• What the exercise asks: Look for the string "Client" and copy every line that has it.

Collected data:

####

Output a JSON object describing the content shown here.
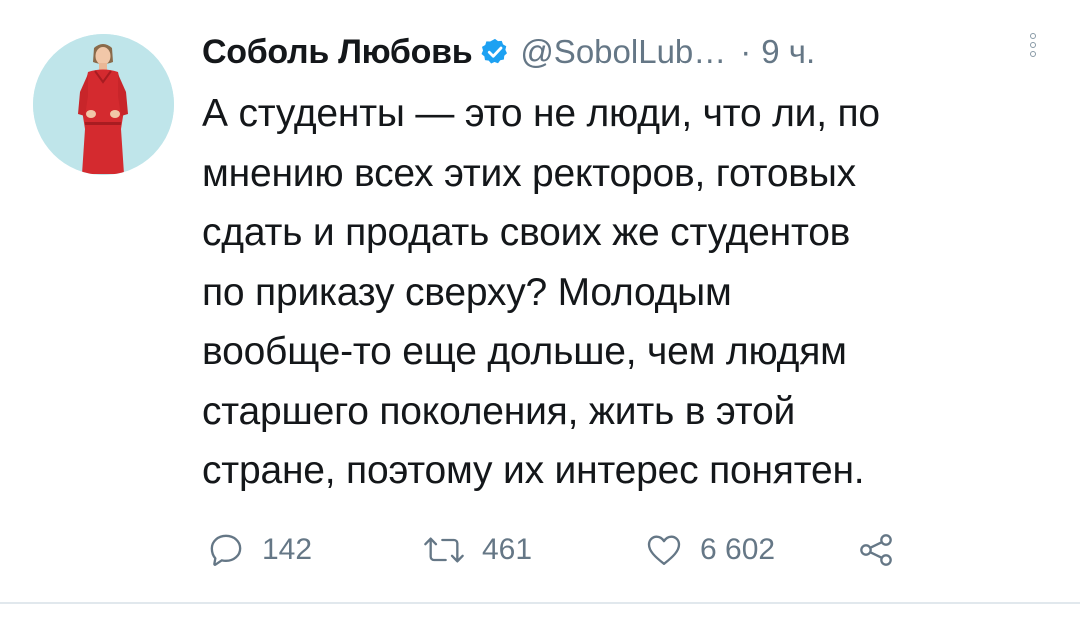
{
  "tweet": {
    "author": {
      "display_name": "Соболь Любовь",
      "verified": true,
      "verified_icon": "verified-badge-icon",
      "handle": "@SobolLub…",
      "avatar_icon": "profile-avatar"
    },
    "separator": "·",
    "timestamp": "9 ч.",
    "more_icon": "vertical-ellipsis-icon",
    "text_lines": [
      "А студенты — это не люди, что ли, по",
      "мнению всех этих ректоров, готовых",
      "сдать и продать своих же студентов",
      "по приказу сверху? Молодым",
      "вообще-то еще дольше, чем людям",
      "старшего поколения, жить в этой",
      "стране, поэтому их интерес понятен."
    ],
    "actions": {
      "reply": {
        "icon": "reply-icon",
        "count": "142"
      },
      "retweet": {
        "icon": "retweet-icon",
        "count": "461"
      },
      "like": {
        "icon": "heart-icon",
        "count": "6 602"
      },
      "share": {
        "icon": "share-icon"
      }
    }
  },
  "colors": {
    "text_primary": "#14171a",
    "text_secondary": "#657786",
    "verified_blue": "#1da1f2",
    "avatar_bg": "#bfe5ea",
    "dress_red": "#d42a2f",
    "divider": "#e1e8ed"
  }
}
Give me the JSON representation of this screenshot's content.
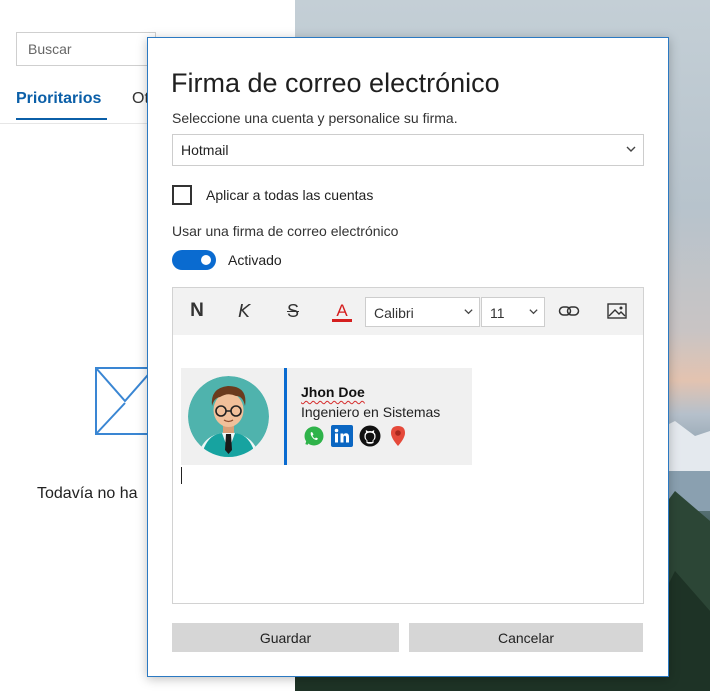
{
  "background_app": {
    "search_placeholder": "Buscar",
    "tabs": [
      {
        "label": "Prioritarios",
        "active": true
      },
      {
        "label": "Ot",
        "active": false
      }
    ],
    "empty_message": "Todavía no ha"
  },
  "dialog": {
    "title": "Firma de correo electrónico",
    "subtitle": "Seleccione una cuenta y personalice su firma.",
    "account_select": {
      "value": "Hotmail"
    },
    "apply_all": {
      "label": "Aplicar a todas las cuentas",
      "checked": false
    },
    "use_signature_label": "Usar una firma de correo electrónico",
    "toggle": {
      "label": "Activado",
      "on": true
    },
    "toolbar": {
      "bold": "N",
      "italic": "K",
      "strike": "S",
      "font_color": "A",
      "font_name": "Calibri",
      "font_size": "11",
      "icons": [
        "bold-icon",
        "italic-icon",
        "strikethrough-icon",
        "font-color-icon",
        "link-icon",
        "image-icon"
      ]
    },
    "signature": {
      "name": "Jhon Doe",
      "role": "Ingeniero en Sistemas",
      "social_icons": [
        "whatsapp-icon",
        "linkedin-icon",
        "github-icon",
        "location-pin-icon"
      ]
    },
    "buttons": {
      "save": "Guardar",
      "cancel": "Cancelar"
    }
  },
  "colors": {
    "accent": "#0a6bd0",
    "tab_active": "#0b5fa8",
    "font_color_indicator": "#d51f1f",
    "button_bg": "#d6d6d6"
  }
}
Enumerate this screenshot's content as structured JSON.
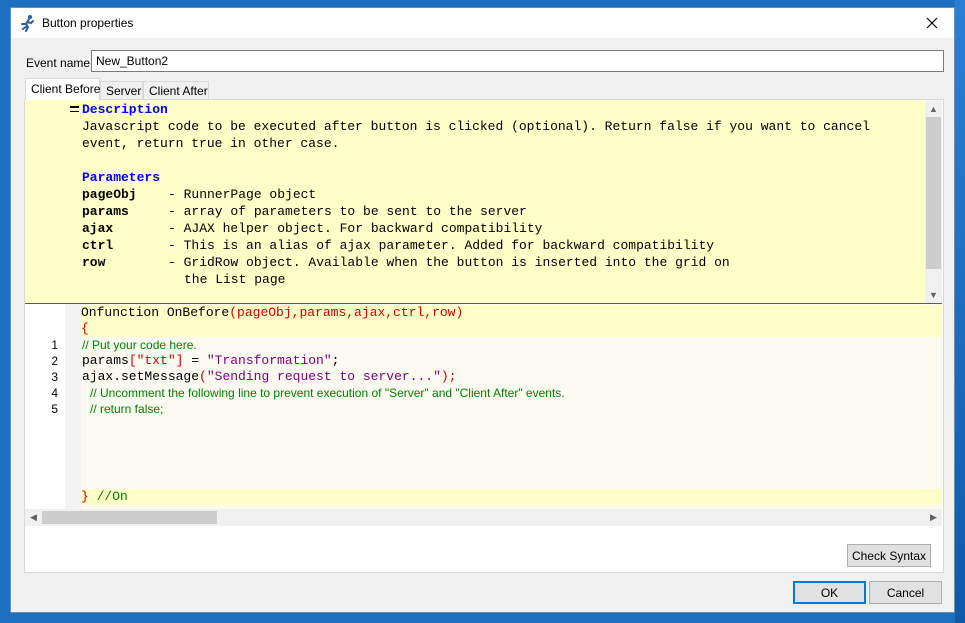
{
  "window": {
    "title": "Button properties"
  },
  "event_name": {
    "label": "Event name:",
    "value": "New_Button2"
  },
  "tabs": [
    {
      "label": "Client Before",
      "active": true
    },
    {
      "label": "Server",
      "active": false
    },
    {
      "label": "Client After",
      "active": false
    }
  ],
  "description": {
    "heading": "Description",
    "text_line1": "Javascript code to be executed after button is clicked (optional). Return false if you want to cancel",
    "text_line2": "event, return true in other case.",
    "params_heading": "Parameters",
    "params": [
      {
        "name": "pageObj",
        "desc": "- RunnerPage object"
      },
      {
        "name": "params",
        "desc": "- array of parameters to be sent to the server"
      },
      {
        "name": "ajax",
        "desc": "- AJAX helper object. For backward compatibility"
      },
      {
        "name": "ctrl",
        "desc": "- This is an alias of ajax parameter. Added for backward compatibility"
      },
      {
        "name": "row",
        "desc": "- GridRow object. Available when the button is inserted into the grid on"
      }
    ],
    "row_cont": "the List page"
  },
  "code": {
    "header_func": "Onfunction OnBefore",
    "header_args": "(pageObj,params,ajax,ctrl,row)",
    "open_brace": "{",
    "close_brace": "}",
    "footer_comment": " //On",
    "lines": [
      {
        "num": "1",
        "text": "// Put your code here."
      },
      {
        "num": "2",
        "pre": "params",
        "bracket": "[\"txt\"]",
        "mid": " = ",
        "str": "\"Transformation\"",
        "post": ";"
      },
      {
        "num": "3",
        "pre": "ajax.setMessage",
        "paren": "(",
        "str": "\"Sending request to server...\"",
        "post": ");"
      },
      {
        "num": "4",
        "text": "// Uncomment the following line to prevent execution of \"Server\" and \"Client After\" events."
      },
      {
        "num": "5",
        "text": "// return false;"
      }
    ]
  },
  "buttons": {
    "check_syntax": "Check Syntax",
    "ok": "OK",
    "cancel": "Cancel"
  }
}
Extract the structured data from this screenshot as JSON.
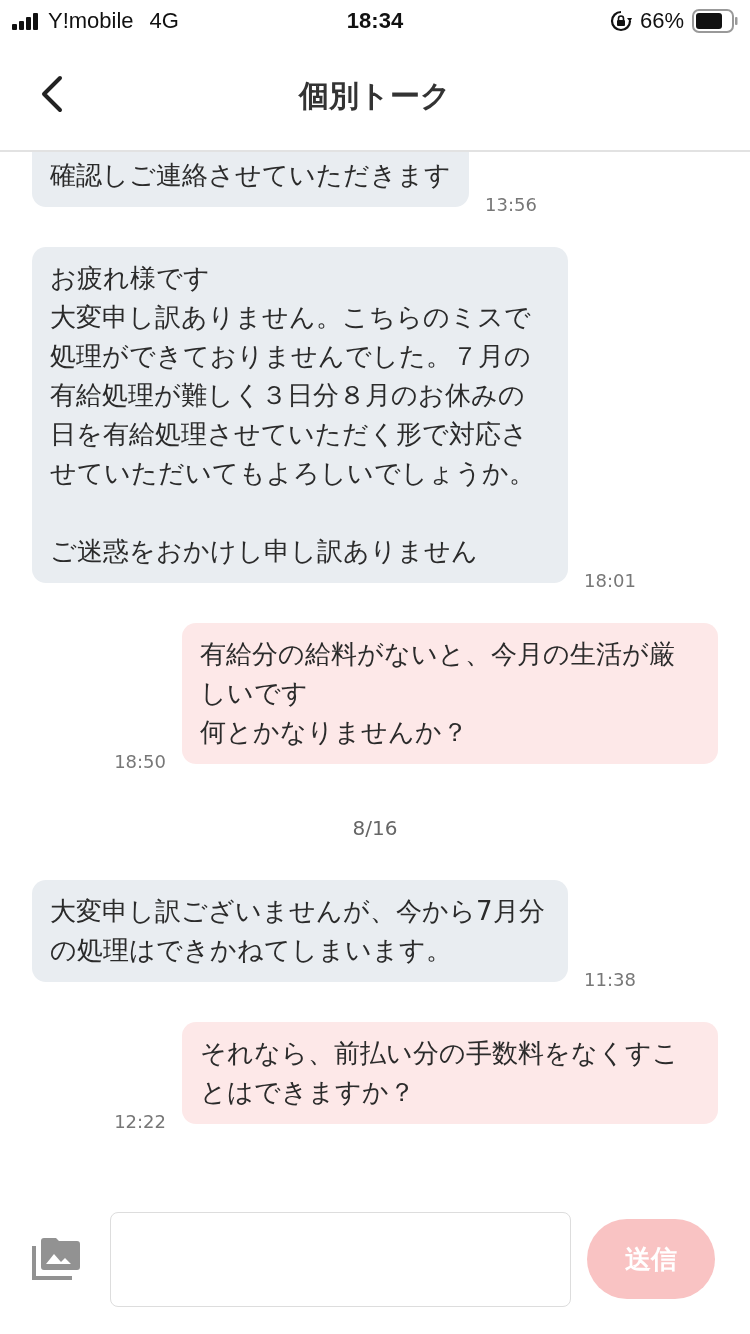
{
  "status_bar": {
    "carrier": "Y!mobile",
    "network": "4G",
    "time": "18:34",
    "battery": "66%"
  },
  "header": {
    "title": "個別トーク"
  },
  "messages": [
    {
      "kind": "incoming",
      "paragraphs": [
        [
          "確認しご連絡させていただきます"
        ]
      ],
      "time": "13:56"
    },
    {
      "kind": "incoming",
      "paragraphs": [
        [
          "お疲れ様です",
          "大変申し訳ありません。こちらのミスで処理ができておりませんでした。７月の有給処理が難しく３日分８月のお休みの日を有給処理させていただく形で対応させていただいてもよろしいでしょうか。"
        ],
        [
          "ご迷惑をおかけし申し訳ありません"
        ]
      ],
      "time": "18:01"
    },
    {
      "kind": "outgoing",
      "paragraphs": [
        [
          "有給分の給料がないと、今月の生活が厳しいです",
          "何とかなりませんか？"
        ]
      ],
      "time": "18:50"
    },
    {
      "kind": "date",
      "text": "8/16"
    },
    {
      "kind": "incoming",
      "paragraphs": [
        [
          "大変申し訳ございませんが、今から7月分の処理はできかねてしまいます。"
        ]
      ],
      "time": "11:38"
    },
    {
      "kind": "outgoing",
      "paragraphs": [
        [
          "それなら、前払い分の手数料をなくすことはできますか？"
        ]
      ],
      "time": "12:22"
    }
  ],
  "composer": {
    "send_label": "送信",
    "send_disabled": true
  }
}
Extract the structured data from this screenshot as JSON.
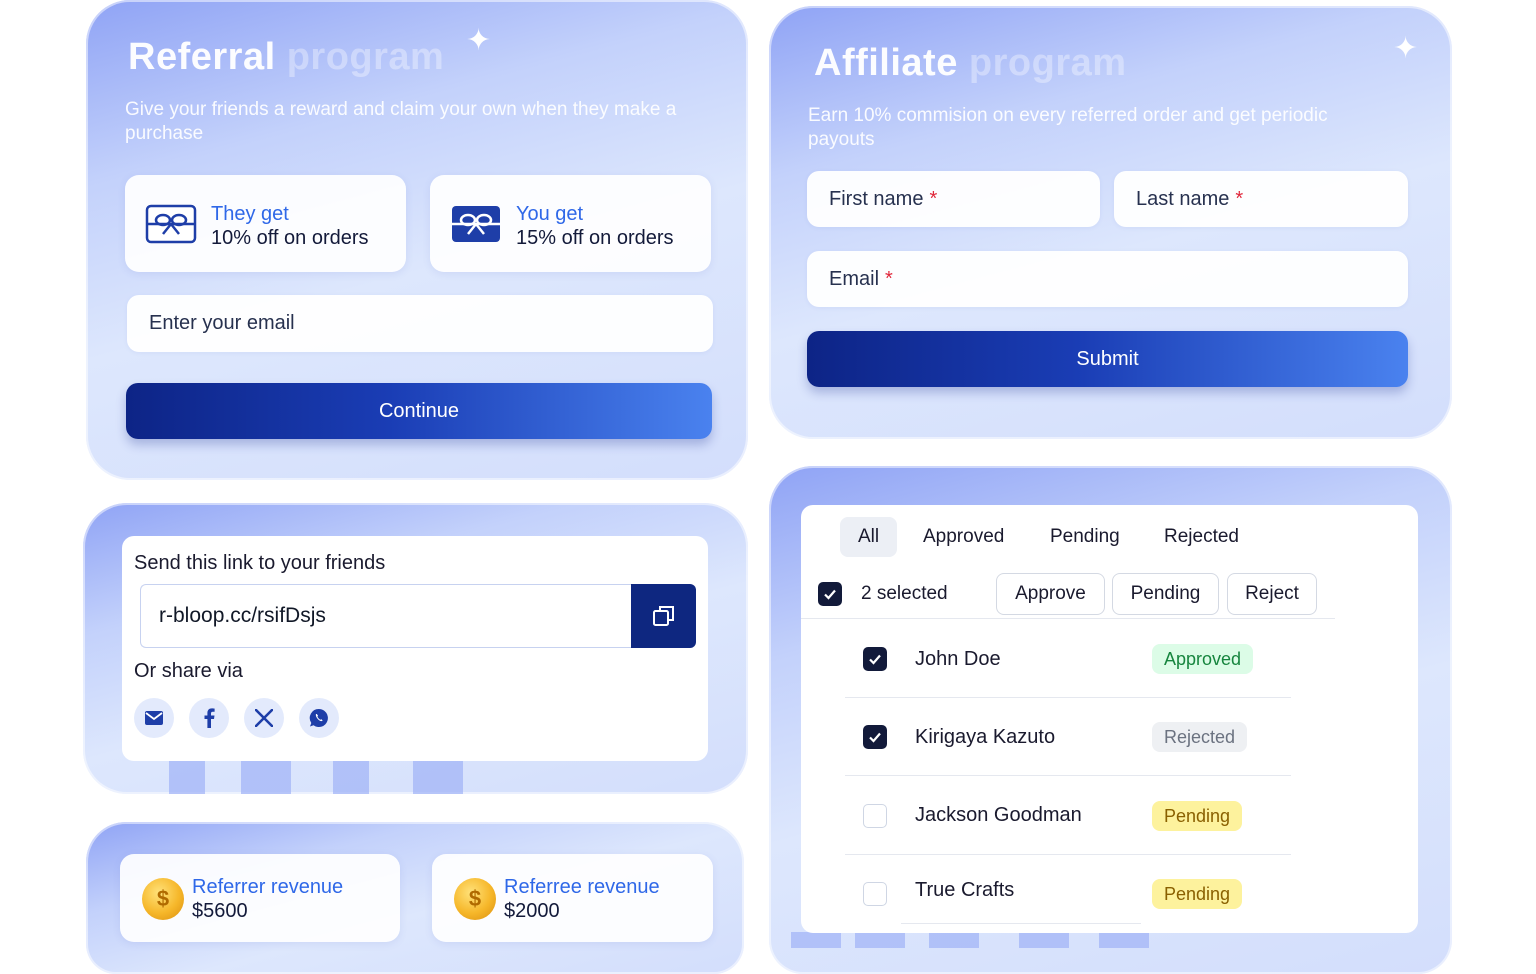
{
  "referral": {
    "title_main": "Referral",
    "title_faded": "program",
    "subtitle": "Give your friends a reward and claim your own when they make a purchase",
    "they_label": "They get",
    "they_value": "10% off on orders",
    "you_label": "You get",
    "you_value": "15% off on orders",
    "email_placeholder": "Enter your email",
    "continue_label": "Continue"
  },
  "affiliate": {
    "title_main": "Affiliate",
    "title_faded": "program",
    "subtitle": "Earn 10% commision on every referred order and get periodic payouts",
    "first_name": "First name",
    "last_name": "Last name",
    "email": "Email",
    "required_mark": "*",
    "submit_label": "Submit"
  },
  "share": {
    "title": "Send this link to your friends",
    "link": "r-bloop.cc/rsifDsjs",
    "share_via": "Or share via",
    "channels": [
      "mail-icon",
      "facebook-icon",
      "x-icon",
      "whatsapp-icon"
    ]
  },
  "revenue": {
    "referrer_label": "Referrer revenue",
    "referrer_value": "$5600",
    "referee_label": "Referree revenue",
    "referee_value": "$2000"
  },
  "requests": {
    "tabs": [
      "All",
      "Approved",
      "Pending",
      "Rejected"
    ],
    "active_tab": "All",
    "selected_text": "2 selected",
    "actions": [
      "Approve",
      "Pending",
      "Reject"
    ],
    "rows": [
      {
        "name": "John Doe",
        "status": "Approved",
        "checked": true
      },
      {
        "name": "Kirigaya Kazuto",
        "status": "Rejected",
        "checked": true
      },
      {
        "name": "Jackson Goodman",
        "status": "Pending",
        "checked": false
      },
      {
        "name": "True Crafts",
        "status": "Pending",
        "checked": false
      }
    ]
  },
  "colors": {
    "accent_blue": "#2f68e8",
    "navy": "#0e2780",
    "approved_bg": "#dcfce7",
    "pending_bg": "#fdf29d",
    "rejected_bg": "#eef0f3"
  }
}
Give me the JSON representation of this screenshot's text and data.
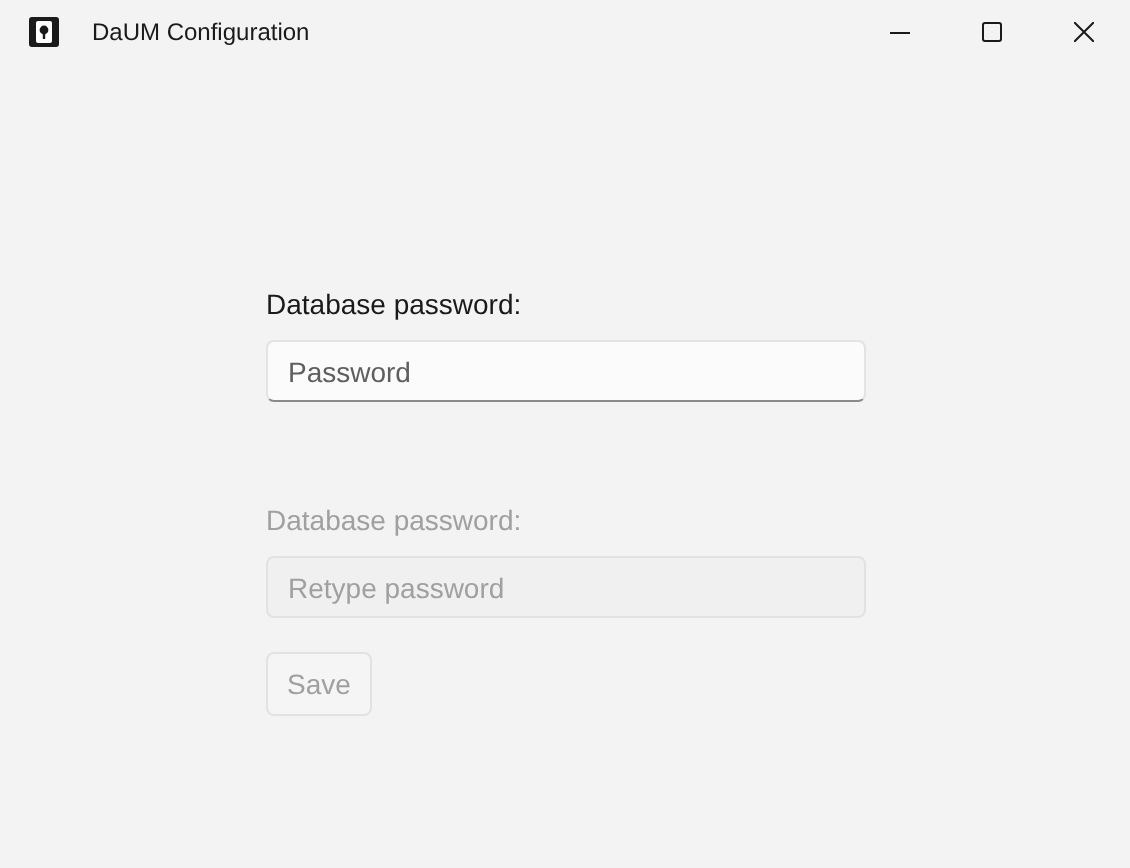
{
  "window": {
    "title": "DaUM Configuration"
  },
  "fields": [
    {
      "label": "Database password:",
      "placeholder": "Password",
      "disabled": false
    },
    {
      "label": "Database password:",
      "placeholder": "Retype password",
      "disabled": true
    }
  ],
  "save_button": {
    "label": "Save",
    "disabled": true
  }
}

####

• Final answer:
      "label": "Client Before",
      "label": "Client After",
        "text": "// Uncomment the following line to prevent execution of \"Server\" and \"Client After\" events."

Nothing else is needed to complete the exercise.